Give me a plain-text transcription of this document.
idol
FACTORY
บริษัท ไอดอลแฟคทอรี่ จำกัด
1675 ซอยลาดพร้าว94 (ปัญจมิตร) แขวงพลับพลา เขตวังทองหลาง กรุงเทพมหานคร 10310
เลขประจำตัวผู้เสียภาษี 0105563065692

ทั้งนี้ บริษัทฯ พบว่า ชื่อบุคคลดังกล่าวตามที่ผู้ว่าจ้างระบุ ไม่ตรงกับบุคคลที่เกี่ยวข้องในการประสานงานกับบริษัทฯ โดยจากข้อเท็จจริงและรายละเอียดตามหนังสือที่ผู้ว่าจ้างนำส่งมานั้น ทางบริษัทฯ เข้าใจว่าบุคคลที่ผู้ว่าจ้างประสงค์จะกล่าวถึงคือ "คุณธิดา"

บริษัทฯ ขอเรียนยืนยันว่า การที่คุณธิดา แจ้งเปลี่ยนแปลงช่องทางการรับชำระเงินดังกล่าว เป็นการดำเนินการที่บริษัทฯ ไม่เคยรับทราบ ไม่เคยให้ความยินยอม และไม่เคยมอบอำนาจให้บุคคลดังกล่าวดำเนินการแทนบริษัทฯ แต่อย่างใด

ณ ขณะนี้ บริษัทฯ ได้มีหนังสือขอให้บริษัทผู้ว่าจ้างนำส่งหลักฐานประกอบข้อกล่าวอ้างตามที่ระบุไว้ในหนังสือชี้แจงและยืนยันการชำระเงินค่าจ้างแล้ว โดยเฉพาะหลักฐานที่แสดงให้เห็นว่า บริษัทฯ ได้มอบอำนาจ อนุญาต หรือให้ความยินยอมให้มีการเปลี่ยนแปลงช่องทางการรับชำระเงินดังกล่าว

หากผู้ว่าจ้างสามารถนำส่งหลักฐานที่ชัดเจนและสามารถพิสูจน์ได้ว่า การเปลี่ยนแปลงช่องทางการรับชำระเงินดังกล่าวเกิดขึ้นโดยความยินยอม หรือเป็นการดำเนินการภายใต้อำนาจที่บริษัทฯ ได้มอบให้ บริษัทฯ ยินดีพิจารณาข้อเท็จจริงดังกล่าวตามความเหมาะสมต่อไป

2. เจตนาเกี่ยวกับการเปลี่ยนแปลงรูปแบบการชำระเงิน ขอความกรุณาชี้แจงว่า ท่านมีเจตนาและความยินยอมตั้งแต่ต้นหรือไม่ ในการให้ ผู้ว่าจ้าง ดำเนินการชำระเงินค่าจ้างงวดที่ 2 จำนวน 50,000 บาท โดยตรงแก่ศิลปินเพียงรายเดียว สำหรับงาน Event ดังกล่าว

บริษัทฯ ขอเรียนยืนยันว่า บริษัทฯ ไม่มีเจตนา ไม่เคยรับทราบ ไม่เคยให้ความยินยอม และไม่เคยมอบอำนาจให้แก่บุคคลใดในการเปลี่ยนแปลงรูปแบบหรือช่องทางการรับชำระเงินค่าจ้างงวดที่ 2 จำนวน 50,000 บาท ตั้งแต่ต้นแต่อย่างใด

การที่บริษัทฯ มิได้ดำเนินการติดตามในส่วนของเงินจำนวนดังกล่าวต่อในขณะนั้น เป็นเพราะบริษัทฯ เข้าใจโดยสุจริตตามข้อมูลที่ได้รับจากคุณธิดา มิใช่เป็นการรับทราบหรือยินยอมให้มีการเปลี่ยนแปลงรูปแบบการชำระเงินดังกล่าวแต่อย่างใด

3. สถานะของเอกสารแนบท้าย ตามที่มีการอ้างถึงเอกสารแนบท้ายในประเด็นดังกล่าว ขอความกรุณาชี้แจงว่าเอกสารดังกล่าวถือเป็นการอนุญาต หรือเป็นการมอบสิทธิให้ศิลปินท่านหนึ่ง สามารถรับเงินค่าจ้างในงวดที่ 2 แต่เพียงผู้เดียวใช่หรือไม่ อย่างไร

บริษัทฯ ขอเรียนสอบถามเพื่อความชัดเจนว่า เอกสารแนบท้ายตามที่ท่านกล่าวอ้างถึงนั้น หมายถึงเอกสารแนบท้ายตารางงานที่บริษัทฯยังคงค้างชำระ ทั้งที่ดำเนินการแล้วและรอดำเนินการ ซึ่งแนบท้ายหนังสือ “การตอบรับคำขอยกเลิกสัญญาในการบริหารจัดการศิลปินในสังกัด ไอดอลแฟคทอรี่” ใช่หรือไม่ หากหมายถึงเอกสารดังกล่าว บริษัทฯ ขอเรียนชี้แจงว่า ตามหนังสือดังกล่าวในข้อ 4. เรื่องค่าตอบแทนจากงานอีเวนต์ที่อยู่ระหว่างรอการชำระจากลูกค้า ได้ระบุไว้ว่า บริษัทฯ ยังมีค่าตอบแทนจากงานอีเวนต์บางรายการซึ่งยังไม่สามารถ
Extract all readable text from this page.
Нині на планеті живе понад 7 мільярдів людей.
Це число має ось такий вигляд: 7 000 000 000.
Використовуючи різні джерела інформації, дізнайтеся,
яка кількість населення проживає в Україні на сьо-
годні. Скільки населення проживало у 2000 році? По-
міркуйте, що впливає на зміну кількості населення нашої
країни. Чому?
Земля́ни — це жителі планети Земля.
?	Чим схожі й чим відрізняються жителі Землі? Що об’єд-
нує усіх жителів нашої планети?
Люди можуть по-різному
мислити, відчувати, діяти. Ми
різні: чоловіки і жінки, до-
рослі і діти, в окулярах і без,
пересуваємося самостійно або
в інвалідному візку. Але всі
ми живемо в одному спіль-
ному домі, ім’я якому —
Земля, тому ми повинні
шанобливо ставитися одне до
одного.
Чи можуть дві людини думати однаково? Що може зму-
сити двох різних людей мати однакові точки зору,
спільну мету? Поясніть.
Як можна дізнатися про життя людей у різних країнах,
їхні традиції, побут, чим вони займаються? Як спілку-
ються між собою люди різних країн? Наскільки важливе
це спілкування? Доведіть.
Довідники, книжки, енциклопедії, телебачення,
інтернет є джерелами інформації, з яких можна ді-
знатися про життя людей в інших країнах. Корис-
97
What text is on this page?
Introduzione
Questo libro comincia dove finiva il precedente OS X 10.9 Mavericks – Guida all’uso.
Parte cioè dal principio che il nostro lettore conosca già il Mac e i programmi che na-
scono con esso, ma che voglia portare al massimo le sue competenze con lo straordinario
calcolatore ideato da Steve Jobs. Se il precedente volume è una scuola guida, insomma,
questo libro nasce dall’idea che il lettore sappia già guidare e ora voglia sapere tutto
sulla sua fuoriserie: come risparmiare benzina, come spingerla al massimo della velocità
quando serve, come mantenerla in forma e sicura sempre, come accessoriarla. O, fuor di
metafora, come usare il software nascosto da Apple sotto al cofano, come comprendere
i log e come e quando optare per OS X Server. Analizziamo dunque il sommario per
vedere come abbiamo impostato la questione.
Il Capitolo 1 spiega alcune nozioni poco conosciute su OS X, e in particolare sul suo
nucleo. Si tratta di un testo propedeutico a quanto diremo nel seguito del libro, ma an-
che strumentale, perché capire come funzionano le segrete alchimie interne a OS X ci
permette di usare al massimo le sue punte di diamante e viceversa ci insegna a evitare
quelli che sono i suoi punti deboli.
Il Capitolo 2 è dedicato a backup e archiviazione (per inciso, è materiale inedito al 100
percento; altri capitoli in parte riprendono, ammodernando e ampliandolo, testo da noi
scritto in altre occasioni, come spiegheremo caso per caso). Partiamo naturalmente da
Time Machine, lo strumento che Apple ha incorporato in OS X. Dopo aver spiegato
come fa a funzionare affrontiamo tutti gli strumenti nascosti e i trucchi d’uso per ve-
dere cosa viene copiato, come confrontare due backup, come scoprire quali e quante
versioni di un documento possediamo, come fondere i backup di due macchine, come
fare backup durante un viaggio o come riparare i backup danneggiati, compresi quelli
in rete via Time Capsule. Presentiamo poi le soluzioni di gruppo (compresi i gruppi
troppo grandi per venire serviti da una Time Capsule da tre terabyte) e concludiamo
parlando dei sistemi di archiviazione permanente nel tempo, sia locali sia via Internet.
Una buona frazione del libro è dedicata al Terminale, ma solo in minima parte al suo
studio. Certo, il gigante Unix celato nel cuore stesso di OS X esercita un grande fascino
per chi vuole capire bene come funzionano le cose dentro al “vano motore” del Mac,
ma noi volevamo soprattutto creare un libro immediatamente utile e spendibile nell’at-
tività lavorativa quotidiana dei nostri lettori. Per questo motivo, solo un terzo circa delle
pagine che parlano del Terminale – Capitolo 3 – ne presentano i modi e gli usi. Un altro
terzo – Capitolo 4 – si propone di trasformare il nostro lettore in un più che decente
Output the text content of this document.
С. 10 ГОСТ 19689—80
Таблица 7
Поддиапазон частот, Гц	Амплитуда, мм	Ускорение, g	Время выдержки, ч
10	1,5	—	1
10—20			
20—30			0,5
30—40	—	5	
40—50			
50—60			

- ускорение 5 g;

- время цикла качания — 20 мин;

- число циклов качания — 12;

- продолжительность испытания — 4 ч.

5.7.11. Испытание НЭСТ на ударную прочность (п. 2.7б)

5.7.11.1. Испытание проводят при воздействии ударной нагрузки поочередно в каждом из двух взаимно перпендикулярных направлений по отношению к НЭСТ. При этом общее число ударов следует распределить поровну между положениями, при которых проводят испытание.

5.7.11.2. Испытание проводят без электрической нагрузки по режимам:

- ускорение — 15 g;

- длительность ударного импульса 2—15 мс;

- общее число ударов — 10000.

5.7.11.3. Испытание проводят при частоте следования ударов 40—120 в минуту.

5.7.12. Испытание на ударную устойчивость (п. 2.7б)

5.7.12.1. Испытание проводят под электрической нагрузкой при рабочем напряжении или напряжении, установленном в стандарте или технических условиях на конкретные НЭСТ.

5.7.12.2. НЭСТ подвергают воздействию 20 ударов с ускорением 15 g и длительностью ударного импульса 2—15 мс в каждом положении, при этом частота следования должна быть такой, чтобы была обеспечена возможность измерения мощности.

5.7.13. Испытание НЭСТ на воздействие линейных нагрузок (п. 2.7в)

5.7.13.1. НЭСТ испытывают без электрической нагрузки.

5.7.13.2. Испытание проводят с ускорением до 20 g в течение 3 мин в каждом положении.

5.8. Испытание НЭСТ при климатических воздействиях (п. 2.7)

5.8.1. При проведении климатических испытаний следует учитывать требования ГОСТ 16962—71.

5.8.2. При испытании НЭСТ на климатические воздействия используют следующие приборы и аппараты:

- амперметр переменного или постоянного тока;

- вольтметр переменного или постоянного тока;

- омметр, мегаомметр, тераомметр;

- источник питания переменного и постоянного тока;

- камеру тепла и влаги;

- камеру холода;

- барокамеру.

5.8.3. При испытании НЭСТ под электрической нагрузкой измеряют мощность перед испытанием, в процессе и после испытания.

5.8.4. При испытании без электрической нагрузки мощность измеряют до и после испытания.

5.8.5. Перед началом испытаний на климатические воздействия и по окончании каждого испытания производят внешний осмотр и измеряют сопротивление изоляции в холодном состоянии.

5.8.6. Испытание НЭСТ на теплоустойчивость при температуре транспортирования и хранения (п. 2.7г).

☆ ☆ ☆ ☆

## CHALLENGE
Within the records, how many lines include "после"? The answer is the number and nothing else.

## WORKED SOLUTION
2